Direction ▸ Swap every "Ellipse shape" in the material for "Oval shape", changing nothing else. Give all of the material again with that change, but leave out the pictures.

Layout dataset entries ▸

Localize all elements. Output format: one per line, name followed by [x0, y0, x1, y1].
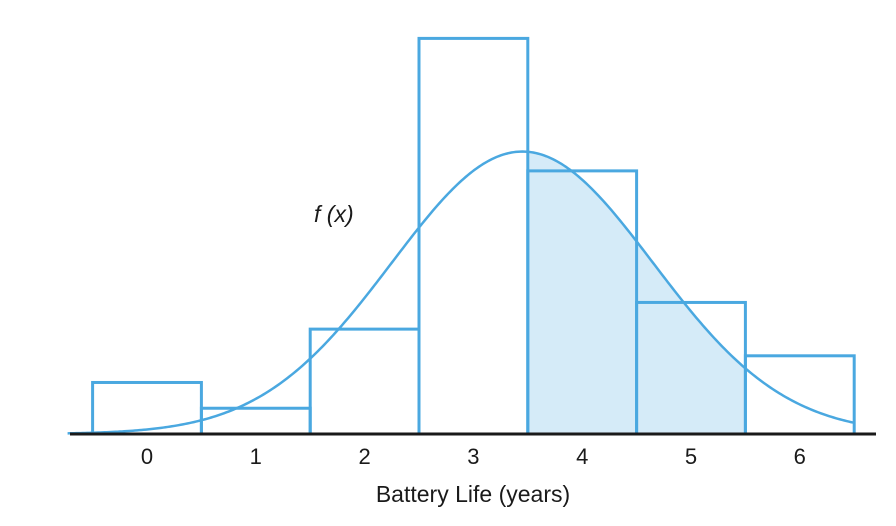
- tick-labels: 0 1 2 3 4 5 6: [141, 444, 806, 469]
- x-tick-label-3: 3: [467, 444, 479, 469]
- histogram-bar-0: [91, 380, 203, 436]
- x-tick-label-2: 2: [358, 444, 370, 469]
- histogram-bar-3: [417, 36, 530, 436]
- density-curve: [67, 150, 854, 435]
- x-tick-label-0: 0: [141, 444, 153, 469]
- histogram-bar-1: [199, 406, 312, 436]
- histogram-bar-2: [308, 327, 421, 436]
- x-tick-label-1: 1: [250, 444, 262, 469]
- x-tick-label-5: 5: [685, 444, 697, 469]
- curve-label: f (x): [314, 201, 354, 227]
- x-tick-label-6: 6: [794, 444, 806, 469]
- x-axis-title: Battery Life (years): [376, 481, 570, 507]
- x-tick-label-4: 4: [576, 444, 588, 469]
- histogram-bar-6: [743, 354, 856, 436]
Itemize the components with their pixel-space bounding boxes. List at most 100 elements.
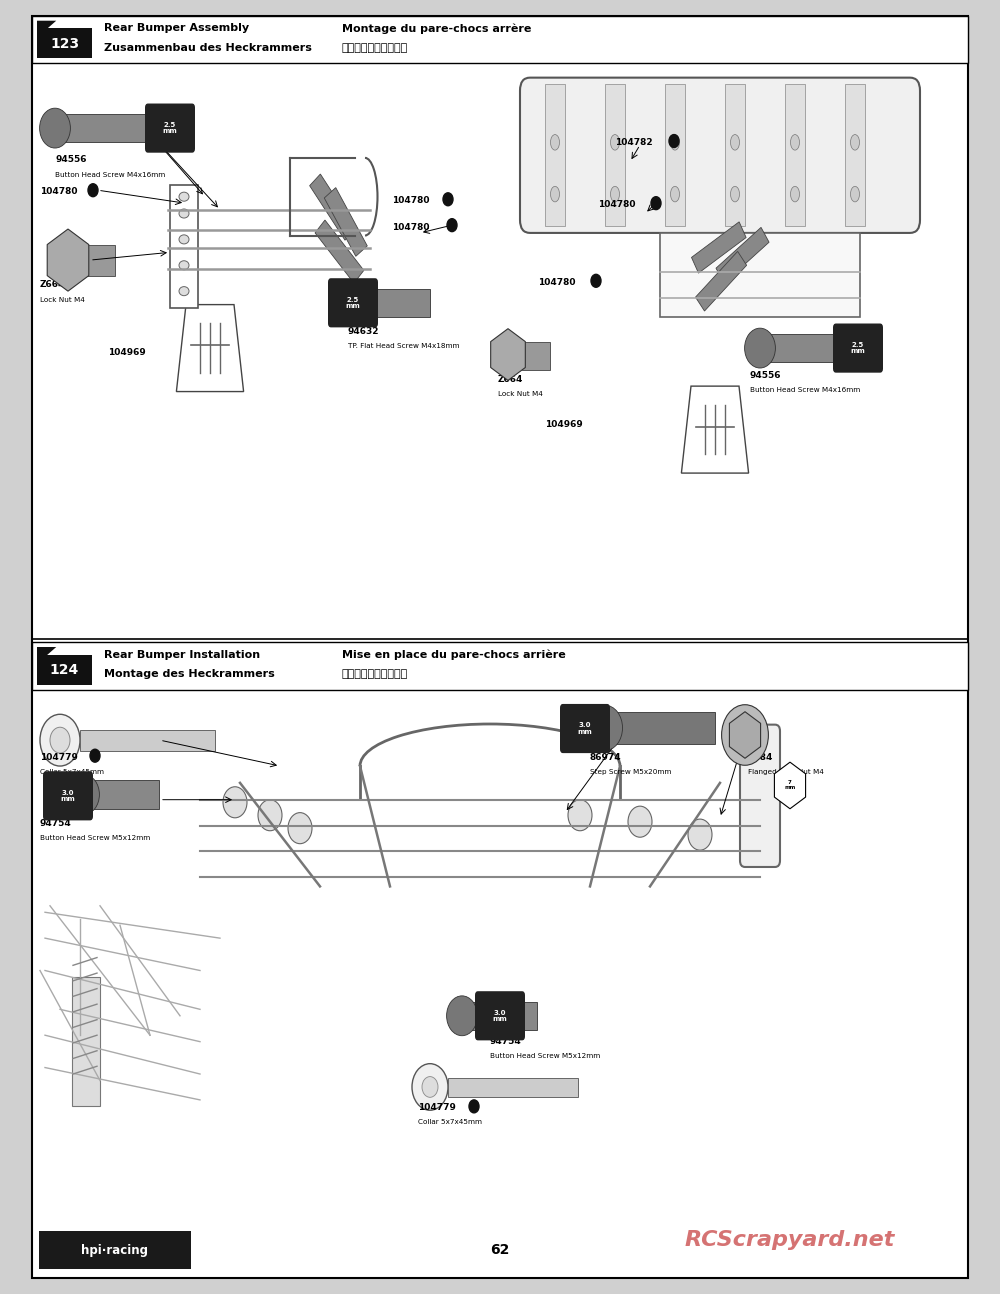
Text: 104780: 104780 — [40, 188, 78, 197]
Bar — [55, 114, 150, 142]
Text: 94632: 94632 — [348, 327, 380, 336]
Bar — [660, 233, 860, 317]
Text: リアバンパーの取付け: リアバンパーの取付け — [342, 669, 408, 679]
Text: Montage du pare-chocs arrère: Montage du pare-chocs arrère — [342, 23, 531, 34]
Polygon shape — [681, 386, 749, 474]
Ellipse shape — [610, 186, 620, 202]
Text: Rear Bumper Installation: Rear Bumper Installation — [104, 650, 260, 660]
Text: Button Head Screw M4x16mm: Button Head Screw M4x16mm — [750, 387, 860, 393]
Ellipse shape — [790, 135, 800, 150]
Text: 94556: 94556 — [55, 155, 87, 164]
Text: hpi·racing: hpi·racing — [80, 1244, 148, 1256]
Text: 3.0
mm: 3.0 mm — [61, 789, 75, 802]
FancyBboxPatch shape — [328, 278, 378, 327]
Text: Flanged Lock Nut M4: Flanged Lock Nut M4 — [748, 769, 824, 775]
Bar — [170, 185, 198, 308]
Bar — [37, 28, 92, 58]
Bar — [785, 84, 805, 226]
Bar — [760, 334, 855, 362]
Circle shape — [90, 749, 100, 762]
Text: 104780: 104780 — [392, 224, 430, 233]
FancyBboxPatch shape — [740, 725, 780, 867]
Circle shape — [669, 135, 679, 148]
Ellipse shape — [179, 261, 189, 270]
FancyBboxPatch shape — [560, 704, 610, 753]
FancyBboxPatch shape — [520, 78, 920, 233]
Bar — [84, 780, 159, 809]
Circle shape — [628, 806, 652, 837]
Bar — [845, 84, 865, 226]
Text: Step Screw M5x20mm: Step Screw M5x20mm — [590, 769, 671, 775]
Circle shape — [588, 705, 622, 751]
Circle shape — [69, 775, 99, 814]
Circle shape — [40, 714, 80, 766]
Text: Lock Nut M4: Lock Nut M4 — [40, 296, 85, 303]
Text: RCScrapyard.net: RCScrapyard.net — [685, 1229, 895, 1250]
Bar — [665, 84, 685, 226]
Bar — [315, 220, 364, 283]
Text: Mise en place du pare-chocs arrière: Mise en place du pare-chocs arrière — [342, 650, 566, 660]
Circle shape — [447, 996, 477, 1035]
Bar — [350, 289, 430, 317]
Text: 104779: 104779 — [418, 1104, 456, 1113]
Text: Collar 5x7x45mm: Collar 5x7x45mm — [40, 769, 104, 775]
Text: Collar 5x7x45mm: Collar 5x7x45mm — [418, 1119, 482, 1126]
Polygon shape — [37, 21, 56, 38]
FancyBboxPatch shape — [145, 104, 195, 153]
Bar — [605, 84, 625, 226]
Text: 104969: 104969 — [545, 421, 583, 430]
Bar — [32, 16, 968, 63]
Circle shape — [745, 329, 775, 367]
Circle shape — [50, 727, 70, 753]
Text: 94556: 94556 — [750, 371, 782, 380]
Text: 2.5
mm: 2.5 mm — [851, 342, 865, 355]
Circle shape — [447, 219, 457, 232]
Circle shape — [422, 1077, 438, 1097]
Text: 104969: 104969 — [108, 348, 146, 357]
Text: 7
mm: 7 mm — [784, 780, 796, 791]
Ellipse shape — [730, 135, 740, 150]
FancyBboxPatch shape — [43, 771, 93, 820]
Text: Rear Bumper Assembly: Rear Bumper Assembly — [104, 23, 249, 34]
Bar — [692, 221, 746, 273]
Circle shape — [288, 813, 312, 844]
Text: 2.5
mm: 2.5 mm — [346, 296, 360, 309]
Text: 124: 124 — [50, 664, 79, 677]
Text: 94754: 94754 — [490, 1038, 522, 1047]
Ellipse shape — [550, 186, 560, 202]
Ellipse shape — [730, 186, 740, 202]
Text: TP. Flat Head Screw M4x18mm: TP. Flat Head Screw M4x18mm — [348, 343, 460, 349]
Ellipse shape — [610, 135, 620, 150]
Ellipse shape — [179, 234, 189, 245]
Bar — [324, 188, 367, 256]
Text: リアバンパーの組立て: リアバンパーの組立て — [342, 43, 408, 53]
Text: 3.0
mm: 3.0 mm — [493, 1009, 507, 1022]
Circle shape — [412, 1064, 448, 1110]
Ellipse shape — [179, 287, 189, 296]
Bar — [462, 1002, 537, 1030]
Text: 123: 123 — [50, 38, 79, 50]
Polygon shape — [37, 647, 56, 664]
Bar — [37, 655, 92, 685]
Text: Lock Nut M4: Lock Nut M4 — [498, 391, 543, 397]
Text: 94754: 94754 — [40, 819, 72, 828]
Ellipse shape — [850, 186, 860, 202]
Ellipse shape — [550, 135, 560, 150]
Text: Z684: Z684 — [748, 753, 773, 762]
Text: 104780: 104780 — [598, 201, 636, 210]
Bar — [545, 84, 565, 226]
Text: Z664: Z664 — [498, 375, 523, 384]
Bar — [32, 642, 968, 690]
Bar — [522, 342, 550, 370]
Circle shape — [40, 109, 70, 148]
FancyBboxPatch shape — [39, 1231, 191, 1269]
Text: 104782: 104782 — [615, 138, 653, 148]
Ellipse shape — [670, 186, 680, 202]
Circle shape — [443, 193, 453, 206]
Ellipse shape — [790, 186, 800, 202]
Text: Z664: Z664 — [40, 281, 65, 290]
Circle shape — [88, 184, 98, 197]
Bar — [448, 1078, 578, 1097]
Bar — [696, 251, 747, 311]
Text: 2.5
mm: 2.5 mm — [163, 122, 177, 135]
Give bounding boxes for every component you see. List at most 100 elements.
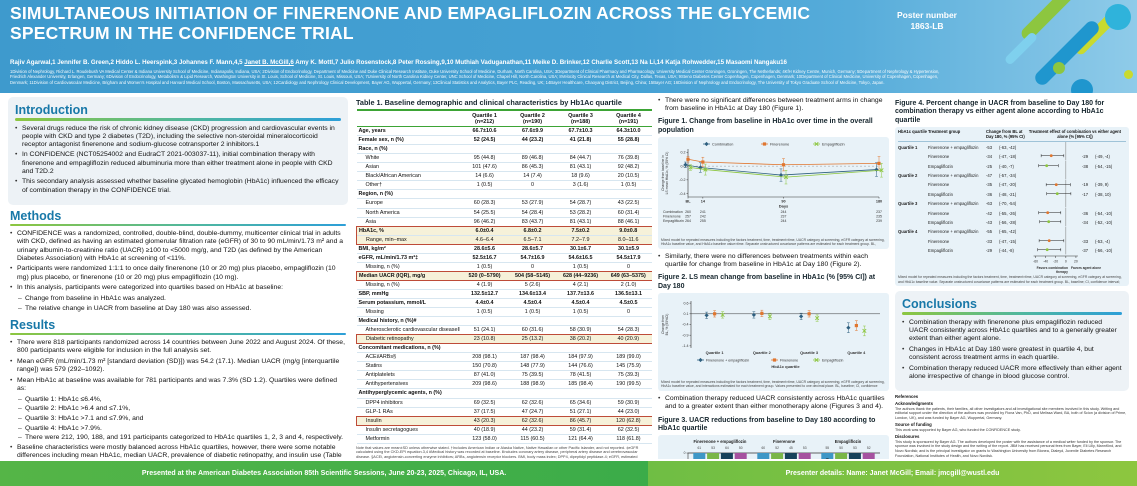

Complete answer ▸
Localize all elements. Output format: one per line, name followed by [x0, y0, x1, y1].
- tick-labels: 0 1 2 3 4 5 6: [141, 444, 806, 469]
- x-tick-label-3: 3: [467, 444, 479, 469]
- histogram-bar-0: [91, 380, 203, 436]
- x-tick-label-2: 2: [358, 444, 370, 469]
- histogram-bar-3: [417, 36, 530, 436]
- density-curve: [67, 150, 854, 435]
- x-tick-label-0: 0: [141, 444, 153, 469]
- histogram-bar-1: [199, 406, 312, 436]
- histogram-bar-2: [308, 327, 421, 436]
- x-tick-label-1: 1: [250, 444, 262, 469]
- x-tick-label-5: 5: [685, 444, 697, 469]
- curve-label: f (x): [314, 201, 354, 227]
- x-tick-label-6: 6: [794, 444, 806, 469]
- x-axis-title: Battery Life (years): [376, 481, 570, 507]
- x-tick-label-4: 4: [576, 444, 588, 469]
- histogram-bar-6: [743, 354, 856, 436]
Itemize the components with their pixel-space bounding boxes. List at most 100 elements.
Text: 104780: 104780 — [40, 188, 78, 197]
Bar — [55, 114, 150, 142]
Text: 94632: 94632 — [348, 327, 380, 336]
Bar — [660, 233, 860, 317]
Text: リアバンパーの取付け: リアバンパーの取付け — [342, 669, 408, 679]
Text: Montage du pare-chocs arrère: Montage du pare-chocs arrère — [342, 23, 531, 34]
Polygon shape — [681, 386, 749, 474]
Oval shape — [610, 186, 620, 202]
Text: Rear Bumper Installation: Rear Bumper Installation — [104, 650, 260, 660]
Text: Button Head Screw M4x16mm: Button Head Screw M4x16mm — [750, 387, 860, 393]
Oval shape — [790, 135, 800, 150]
Text: 94556: 94556 — [55, 155, 87, 164]
Text: hpi·racing: hpi·racing — [80, 1244, 148, 1256]
Text: 3.0
mm: 3.0 mm — [61, 789, 75, 802]
FancyBboxPatch shape — [328, 278, 378, 327]
Text: Flanged Lock Nut M4: Flanged Lock Nut M4 — [748, 769, 824, 775]
Bar — [170, 185, 198, 308]
Bar — [37, 28, 92, 58]
Bar — [785, 84, 805, 226]
Bar — [760, 334, 855, 362]
Circle shape — [90, 749, 100, 762]
Text: 104780: 104780 — [392, 224, 430, 233]
FancyBboxPatch shape — [740, 725, 780, 867]
Circle shape — [669, 135, 679, 148]
Oval shape — [179, 261, 189, 270]
FancyBboxPatch shape — [560, 704, 610, 753]
FancyBboxPatch shape — [520, 78, 920, 233]
Bar — [84, 780, 159, 809]
Circle shape — [628, 806, 652, 837]
Bar — [845, 84, 865, 226]
Text: Step Screw M5x20mm: Step Screw M5x20mm — [590, 769, 671, 775]
Circle shape — [588, 705, 622, 751]
Circle shape — [69, 775, 99, 814]
Circle shape — [40, 714, 80, 766]
Text: Lock Nut M4: Lock Nut M4 — [40, 296, 85, 303]
Text: RCScrapyard.net: RCScrapyard.net — [685, 1229, 895, 1250]
Bar — [665, 84, 685, 226]
Bar — [315, 220, 364, 283]
Text: Mise en place du pare-chocs arrière: Mise en place du pare-chocs arrière — [342, 650, 566, 660]
Circle shape — [447, 996, 477, 1035]
Bar — [350, 289, 430, 317]
Text: 104779: 104779 — [418, 1104, 456, 1113]
Text: Collar 5x7x45mm: Collar 5x7x45mm — [40, 769, 104, 775]
Text: Collar 5x7x45mm: Collar 5x7x45mm — [418, 1119, 482, 1126]
Polygon shape — [37, 21, 56, 38]
FancyBboxPatch shape — [145, 104, 195, 153]
Bar — [605, 84, 625, 226]
Text: 104969: 104969 — [545, 421, 583, 430]
Bar — [32, 16, 968, 63]
Circle shape — [745, 329, 775, 367]
Circle shape — [50, 727, 70, 753]
Text: 94556: 94556 — [750, 371, 782, 380]
Text: 2.5
mm: 2.5 mm — [851, 342, 865, 355]
Circle shape — [447, 219, 457, 232]
Circle shape — [422, 1077, 438, 1097]
Text: 104969: 104969 — [108, 348, 146, 357]
Text: 7
mm: 7 mm — [784, 780, 796, 791]
Oval shape — [730, 135, 740, 150]
FancyBboxPatch shape — [43, 771, 93, 820]
Text: Rear Bumper Assembly: Rear Bumper Assembly — [104, 23, 249, 34]
Bar — [692, 221, 746, 273]
Circle shape — [288, 813, 312, 844]
Text: 2.5
mm: 2.5 mm — [346, 296, 360, 309]
Text: 124: 124 — [50, 664, 79, 677]
Text: 94754: 94754 — [490, 1038, 522, 1047]
Oval shape — [550, 186, 560, 202]
Oval shape — [730, 186, 740, 202]
Text: TP. Flat Head Screw M4x18mm: TP. Flat Head Screw M4x18mm — [348, 343, 460, 349]
Oval shape — [610, 135, 620, 150]
Oval shape — [179, 234, 189, 245]
Bar — [324, 188, 367, 256]
Text: リアバンパーの組立て: リアバンパーの組立て — [342, 43, 408, 53]
Text: 3.0
mm: 3.0 mm — [493, 1009, 507, 1022]
Circle shape — [412, 1064, 448, 1110]
Oval shape — [179, 287, 189, 296]
Bar — [462, 1002, 537, 1030]
Text: 123: 123 — [50, 38, 79, 50]
Polygon shape — [37, 647, 56, 664]
Bar — [37, 655, 92, 685]
Text: Lock Nut M4: Lock Nut M4 — [498, 391, 543, 397]
Text: 94754: 94754 — [40, 819, 72, 828]
Oval shape — [850, 186, 860, 202]
Oval shape — [550, 135, 560, 150]
Text: Z684: Z684 — [748, 753, 773, 762]
Text: 104780: 104780 — [598, 201, 636, 210]
Bar — [545, 84, 565, 226]
Text: Z664: Z664 — [498, 375, 523, 384]
Bar — [32, 642, 968, 690]
Bar — [522, 342, 550, 370]
Circle shape — [40, 109, 70, 148]
FancyBboxPatch shape — [39, 1231, 191, 1269]
Text: 104782: 104782 — [615, 138, 653, 148]
Oval shape — [670, 186, 680, 202]
Circle shape — [443, 193, 453, 206]
Oval shape — [790, 186, 800, 202]
Text: Z664: Z664 — [40, 281, 65, 290]
Circle shape — [88, 184, 98, 197]
Bar — [448, 1078, 578, 1097]
Bar — [696, 251, 747, 311]
Text: 2.5
mm: 2.5 mm — [163, 122, 177, 135]
Give bounding boxes for every component you see. List at most 100 elements.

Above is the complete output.